** Exercise goal **
If a line below holds the word "body", count it; then say how many such lines there are and nothing else.

** Data in this exercise **

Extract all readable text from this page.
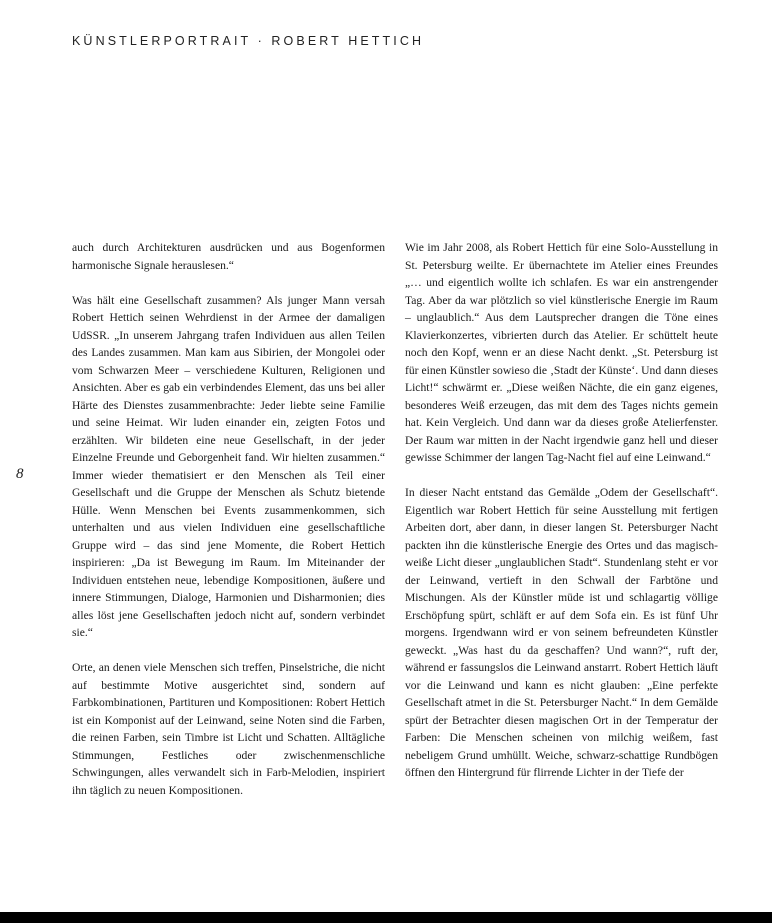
KÜNSTLERPORTRAIT · ROBERT HETTICH
8

auch durch Architekturen ausdrücken und aus Bogenformen harmonische Signale herauslesen.“

Was hält eine Gesellschaft zusammen? Als junger Mann versah Robert Hettich seinen Wehrdienst in der Armee der damaligen UdSSR. „In unserem Jahrgang trafen Individuen aus allen Teilen des Landes zusammen. Man kam aus Sibirien, der Mongolei oder vom Schwarzen Meer – verschiedene Kulturen, Religionen und Ansichten. Aber es gab ein verbindendes Element, das uns bei aller Härte des Dienstes zusammenbrachte: Jeder liebte seine Familie und seine Heimat. Wir luden einander ein, zeigten Fotos und erzählten. Wir bildeten eine neue Gesellschaft, in der jeder Einzelne Freunde und Geborgenheit fand. Wir hielten zusammen.“ Immer wieder thematisiert er den Menschen als Teil einer Gesellschaft und die Gruppe der Menschen als Schutz bietende Hülle. Wenn Menschen bei Events zusammenkommen, sich unterhalten und aus vielen Individuen eine gesellschaftliche Gruppe wird – das sind jene Momente, die Robert Hettich inspirieren: „Da ist Bewegung im Raum. Im Miteinander der Individuen entstehen neue, lebendige Kompositionen, äußere und innere Stimmungen, Dialoge, Harmonien und Disharmonien; dies alles löst jene Gesellschaften jedoch nicht auf, sondern verbindet sie.“

Orte, an denen viele Menschen sich treffen, Pinselstriche, die nicht auf bestimmte Motive ausgerichtet sind, sondern auf Farbkombinationen, Partituren und Kompositionen: Robert Hettich ist ein Komponist auf der Leinwand, seine Noten sind die Farben, die reinen Farben, sein Timbre ist Licht und Schatten. Alltägliche Stimmungen, Festliches oder zwischenmenschliche Schwingungen, alles verwandelt sich in Farb-Melodien, inspiriert ihn täglich zu neuen Kompositionen.

Wie im Jahr 2008, als Robert Hettich für eine Solo-Ausstellung in St. Petersburg weilte. Er übernachtete im Atelier eines Freundes „… und eigentlich wollte ich schlafen. Es war ein anstrengender Tag. Aber da war plötzlich so viel künstlerische Energie im Raum – unglaublich.“ Aus dem Lautsprecher drangen die Töne eines Klavierkonzertes, vibrierten durch das Atelier. Er schüttelt heute noch den Kopf, wenn er an diese Nacht denkt. „St. Petersburg ist für einen Künstler sowieso die ‚Stadt der Künste‘. Und dann dieses Licht!“ schwärmt er. „Diese weißen Nächte, die ein ganz eigenes, besonderes Weiß erzeugen, das mit dem des Tages nichts gemein hat. Kein Vergleich. Und dann war da dieses große Atelierfenster. Der Raum war mitten in der Nacht irgendwie ganz hell und dieser gewisse Schimmer der langen Tag-Nacht fiel auf eine Leinwand.“

In dieser Nacht entstand das Gemälde „Odem der Gesellschaft“. Eigentlich war Robert Hettich für seine Ausstellung mit fertigen Arbeiten dort, aber dann, in dieser langen St. Petersburger Nacht packten ihn die künstlerische Energie des Ortes und das magisch-weiße Licht dieser „unglaublichen Stadt“. Stundenlang steht er vor der Leinwand, vertieft in den Schwall der Farbtöne und Mischungen. Als der Künstler müde ist und schlagartig völlige Erschöpfung spürt, schläft er auf dem Sofa ein. Es ist fünf Uhr morgens. Irgendwann wird er von seinem befreundeten Künstler geweckt. „Was hast du da geschaffen? Und wann?“, ruft der, während er fassungslos die Leinwand anstarrt. Robert Hettich läuft vor die Leinwand und kann es nicht glauben: „Eine perfekte Gesellschaft atmet in die St. Petersburger Nacht.“ In dem Gemälde spürt der Betrachter diesen magischen Ort in der Temperatur der Farben: Die Menschen scheinen von milchig weißem, fast nebeligem Grund umhüllt. Weiche, schwarz-schattige Rundbögen öffnen den Hintergrund für flirrende Lichter in der Tiefe der
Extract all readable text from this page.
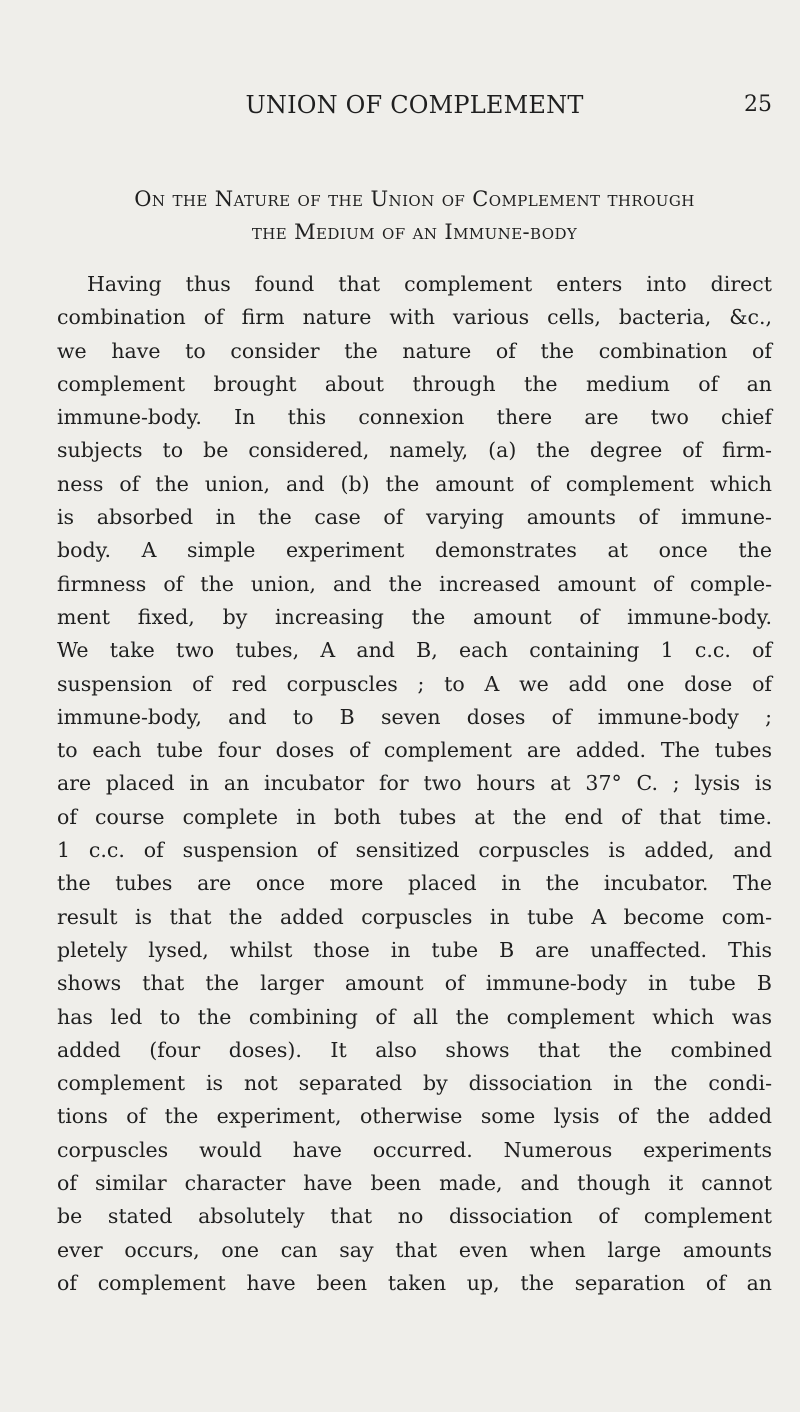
UNION OF COMPLEMENT	25
On the Nature of the Union of Complement through
the Medium of an Immune-body
Having thus found that complement enters into direct
combination of firm nature with various cells, bacteria, &c.,
we have to consider the nature of the combination of
complement brought about through the medium of an
immune-body. In this connexion there are two chief
subjects to be considered, namely, (a) the degree of firm-
ness of the union, and (b) the amount of complement which
is absorbed in the case of varying amounts of immune-
body. A simple experiment demonstrates at once the
firmness of the union, and the increased amount of comple-
ment fixed, by increasing the amount of immune-body.
We take two tubes, A and B, each containing 1 c.c. of
suspension of red corpuscles ; to A we add one dose of
immune-body, and to B seven doses of immune-body ;
to each tube four doses of complement are added. The tubes
are placed in an incubator for two hours at 37° C. ; lysis is
of course complete in both tubes at the end of that time.
1 c.c. of suspension of sensitized corpuscles is added, and
the tubes are once more placed in the incubator. The
result is that the added corpuscles in tube A become com-
pletely lysed, whilst those in tube B are unaffected. This
shows that the larger amount of immune-body in tube B
has led to the combining of all the complement which was
added (four doses). It also shows that the combined
complement is not separated by dissociation in the condi-
tions of the experiment, otherwise some lysis of the added
corpuscles would have occurred. Numerous experiments
of similar character have been made, and though it cannot
be stated absolutely that no dissociation of complement
ever occurs, one can say that even when large amounts
of complement have been taken up, the separation of an
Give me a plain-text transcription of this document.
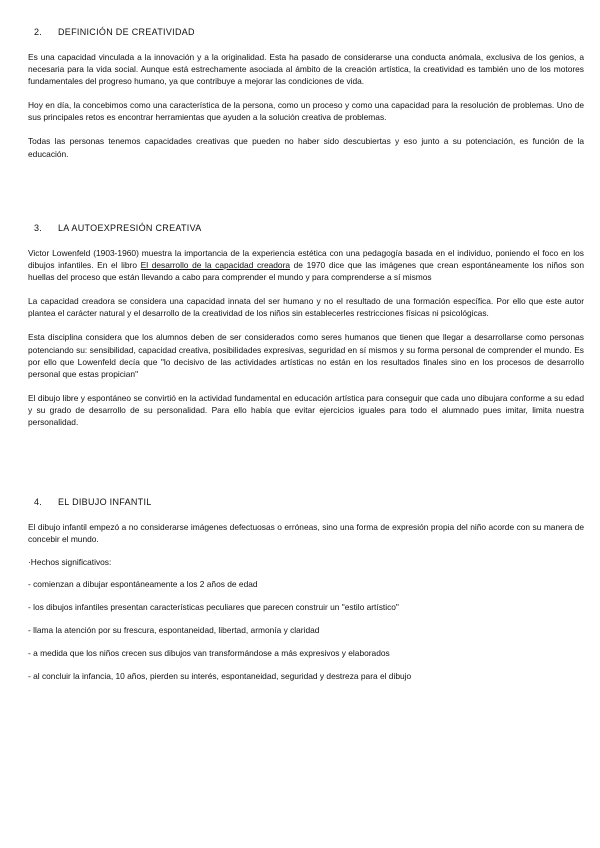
2. DEFINICIÓN DE CREATIVIDAD

Es una capacidad vinculada a la innovación y a la originalidad. Esta ha pasado de considerarse una conducta anómala, exclusiva de los genios, a necesaria para la vida social. Aunque está estrechamente asociada al ámbito de la creación artística, la creatividad es también uno de los motores fundamentales del progreso humano, ya que contribuye a mejorar las condiciones de vida.

Hoy en día, la concebimos como una característica de la persona, como un proceso y como una capacidad para la resolución de problemas. Uno de sus principales retos es encontrar herramientas que ayuden a la solución creativa de problemas.

Todas las personas tenemos capacidades creativas que pueden no haber sido descubiertas y eso junto a su potenciación, es función de la educación.

3. LA AUTOEXPRESIÓN CREATIVA

Victor Lowenfeld (1903-1960) muestra la importancia de la experiencia estética con una pedagogía basada en el individuo, poniendo el foco en los dibujos infantiles. En el libro El desarrollo de la capacidad creadora de 1970 dice que las imágenes que crean espontáneamente los niños son huellas del proceso que están llevando a cabo para comprender el mundo y para comprenderse a sí mismos

La capacidad creadora se considera una capacidad innata del ser humano y no el resultado de una formación específica. Por ello que este autor plantea el carácter natural y el desarrollo de la creatividad de los niños sin establecerles restricciones físicas ni psicológicas.

Esta disciplina considera que los alumnos deben de ser considerados como seres humanos que tienen que llegar a desarrollarse como personas potenciando su: sensibilidad, capacidad creativa, posibilidades expresivas, seguridad en sí mismos y su forma personal de comprender el mundo. Es por ello que Lowenfeld decía que "lo decisivo de las actividades artísticas no están en los resultados finales sino en los procesos de desarrollo personal que estas propician"

El dibujo libre y espontáneo se convirtió en la actividad fundamental en educación artística para conseguir que cada uno dibujara conforme a su edad y su grado de desarrollo de su personalidad. Para ello había que evitar ejercicios iguales para todo el alumnado pues imitar, limita nuestra personalidad.

4. EL DIBUJO INFANTIL

El dibujo infantil empezó a no considerarse imágenes defectuosas o erróneas, sino una forma de expresión propia del niño acorde con su manera de concebir el mundo.

·Hechos significativos:
- comienzan a dibujar espontáneamente a los 2 años de edad
- los dibujos infantiles presentan características peculiares que parecen construir un "estilo artístico"
- llama la atención por su frescura, espontaneidad, libertad, armonía y claridad
- a medida que los niños crecen sus dibujos van transformándose a más expresivos y elaborados
- al concluir la infancia, 10 años, pierden su interés, espontaneidad, seguridad y destreza para el dibujo
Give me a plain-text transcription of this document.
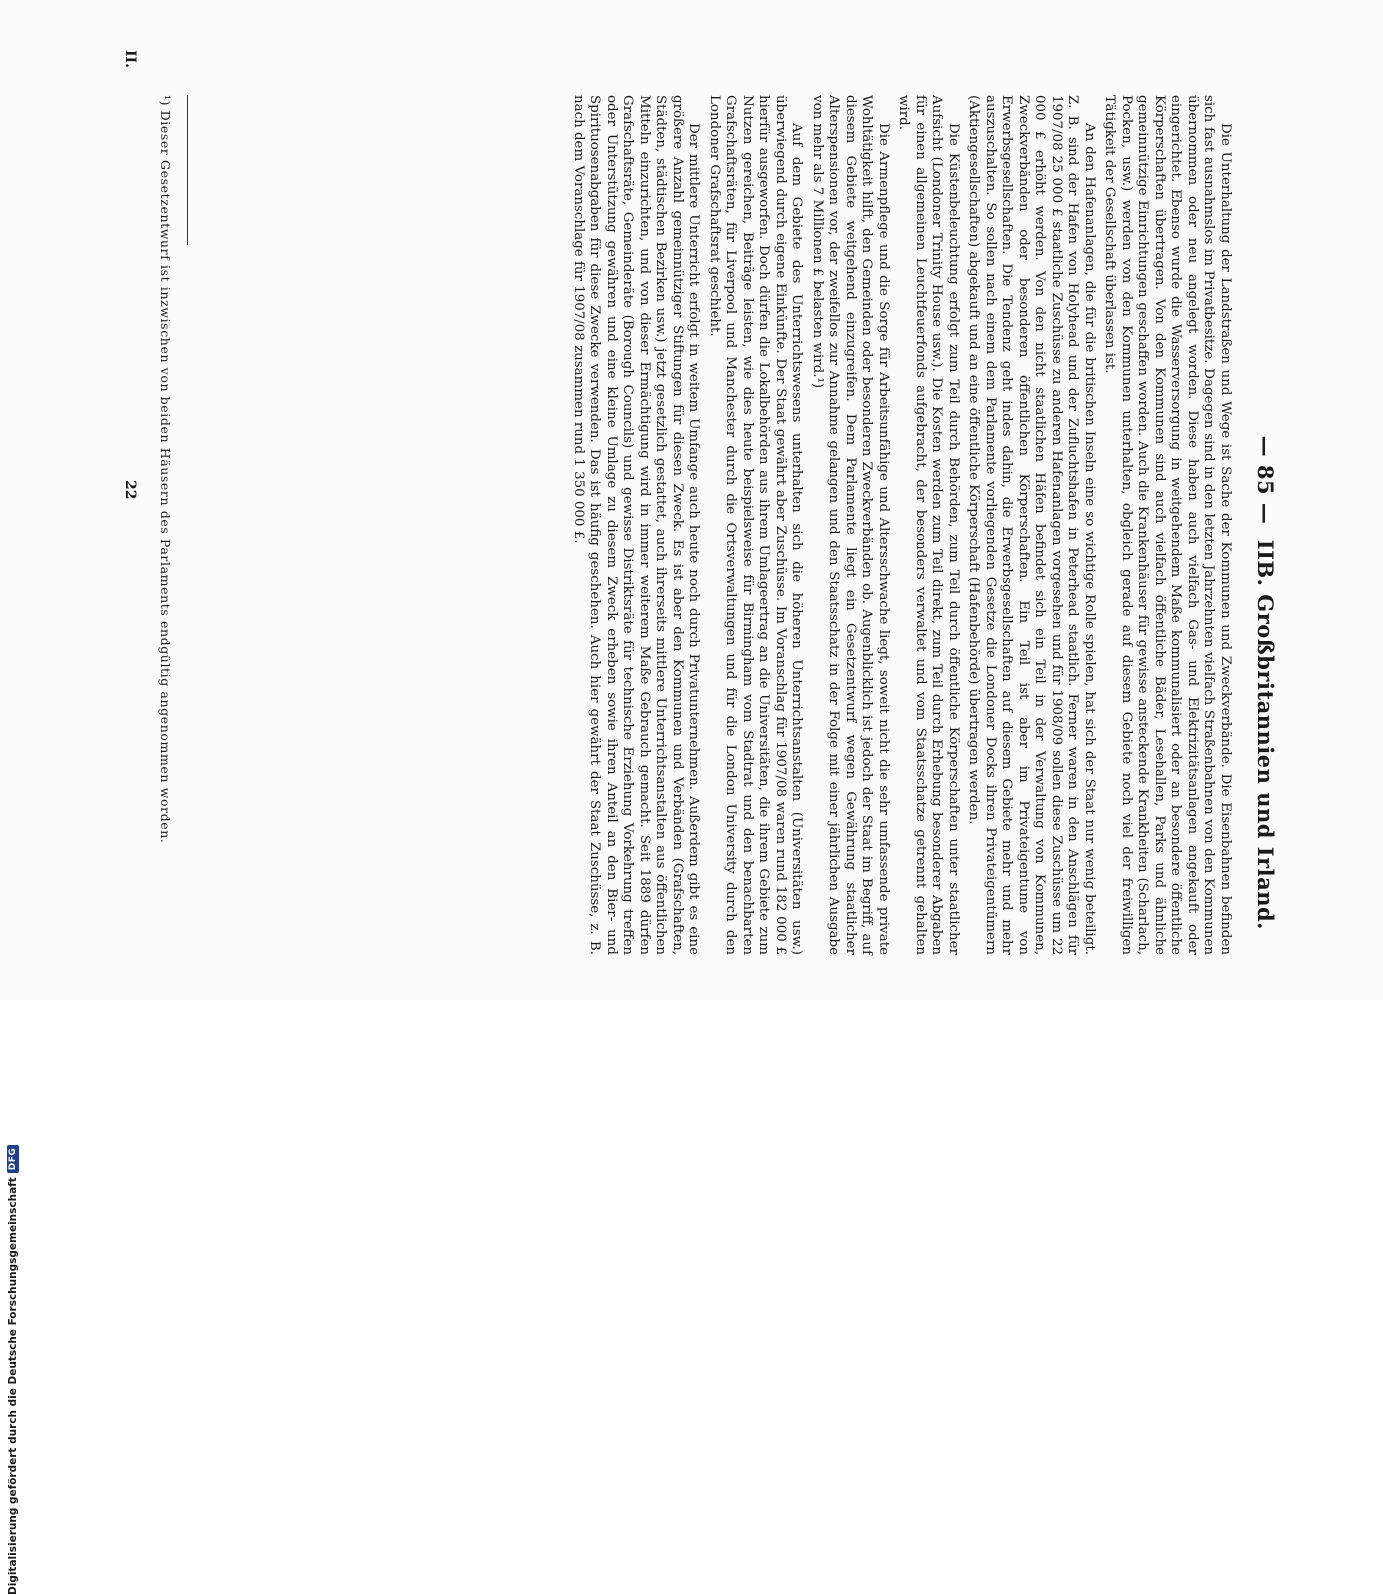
— 85 —
IIB. Großbritannien und Irland.

Die Unterhaltung der Landstraßen und Wege ist Sache der Kommunen und Zweckverbände. Die Eisenbahnen befinden sich fast ausnahmslos im Privatbesitze. Dagegen sind in den letzten Jahrzehnten vielfach Straßenbahnen von den Kommunen übernommen oder neu angelegt worden. Diese haben auch vielfach Gas- und Elektrizitätsanlagen angekauft oder eingerichtet. Ebenso wurde die Wasserversorgung in weitgehendem Maße kommunalisiert oder an besondere öffentliche Körperschaften übertragen. Von den Kommunen sind auch vielfach öffentliche Bäder, Lesehallen, Parks und ähnliche gemeinnützige Einrichtungen geschaffen worden. Auch die Krankenhäuser für gewisse ansteckende Krankheiten (Scharlach, Pocken, usw.) werden von den Kommunen unterhalten, obgleich gerade auf diesem Gebiete noch viel der freiwilligen Tätigkeit der Gesellschaft überlassen ist.

An den Hafenanlagen, die für die britischen Inseln eine so wichtige Rolle spielen, hat sich der Staat nur wenig beteiligt. Z. B. sind der Hafen von Holyhead und der Zufluchtshafen in Peterhead staatlich. Ferner waren in den Anschlägen für 1907/08 25 000 £ staatliche Zuschüsse zu anderen Hafenanlagen vorgesehen und für 1908/09 sollen diese Zuschüsse um 22 000 £ erhöht werden. Von den nicht staatlichen Häfen befindet sich ein Teil in der Verwaltung von Kommunen, Zweckverbänden oder besonderen öffentlichen Körperschaften. Ein Teil ist aber im Privateigentume von Erwerbsgesellschaften. Die Tendenz geht indes dahin, die Erwerbsgesellschaften auf diesem Gebiete mehr und mehr auszuschalten. So sollen nach einem dem Parlamente vorliegenden Gesetze die Londoner Docks ihren Privateigentümern (Aktiengesellschaften) abgekauft und an eine öffentliche Körperschaft (Hafenbehörde) übertragen werden.

Die Küstenbeleuchtung erfolgt zum Teil durch Behörden, zum Teil durch öffentliche Körperschaften unter staatlicher Aufsicht (Londoner Trinity House usw.). Die Kosten werden zum Teil direkt, zum Teil durch Erhebung besonderer Abgaben für einen allgemeinen Leuchtfeuerfonds aufgebracht, der besonders verwaltet und vom Staatsschatze getrennt gehalten wird.

Die Armenpflege und die Sorge für Arbeitsunfähige und Altersschwache liegt, soweit nicht die sehr umfassende private Wohltätigkeit hilft, den Gemeinden oder besonderen Zweckverbänden ob. Augenblicklich ist jedoch der Staat im Begriff, auf diesem Gebiete weitgehend einzugreifen. Dem Parlamente liegt ein Gesetzentwurf wegen Gewährung staatlicher Alterspensionen vor, der zweifellos zur Annahme gelangen und den Staatsschatz in der Folge mit einer jährlichen Ausgabe von mehr als 7 Millionen £ belasten wird.¹)

Auf dem Gebiete des Unterrichtswesens unterhalten sich die höheren Unterrichtsanstalten (Universitäten usw.) überwiegend durch eigene Einkünfte. Der Staat gewährt aber Zuschüsse. Im Voranschlag für 1907/08 waren rund 182 000 £ hierfür ausgeworfen. Doch dürfen die Lokalbehörden aus ihrem Umlageertrag an die Universitäten, die ihrem Gebiete zum Nutzen gereichen, Beiträge leisten, wie dies heute beispielsweise für Birmingham vom Stadtrat und den benachbarten Grafschaftsräten, für Liverpool und Manchester durch die Ortsverwaltungen und für die London University durch den Londoner Grafschaftsrat geschieht.

Der mittlere Unterricht erfolgt in weitem Umfange auch heute noch durch Privatunternehmen. Außerdem gibt es eine größere Anzahl gemeinnütziger Stiftungen für diesen Zweck. Es ist aber den Kommunen und Verbänden (Grafschaften, Städten, städtischen Bezirken usw.) jetzt gesetzlich gestattet, auch ihrerseits mittlere Unterrichtsanstalten aus öffentlichen Mitteln einzurichten, und von dieser Ermächtigung wird in immer weiterem Maße Gebrauch gemacht. Seit 1889 dürfen Grafschaftsräte, Gemeinderäte (Borough Councils) und gewisse Distriktsräte für technische Erziehung Vorkehrung treffen oder Unterstützung gewähren und eine kleine Umlage zu diesem Zweck erheben sowie ihren Anteil an den Bier- und Spirituosenabgaben für diese Zwecke verwenden. Das ist häufig geschehen. Auch hier gewährt der Staat Zuschüsse, z. B. nach dem Voranschlage für 1907/08 zusammen rund 1 350 000 £.

¹) Dieser Gesetzentwurf ist inzwischen von beiden Häusern des Parlaments endgültig angenommen worden.
II.
22
Digitalisierung gefördert durch die Deutsche Forschungsgemeinschaft
DFG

** Answer space **
6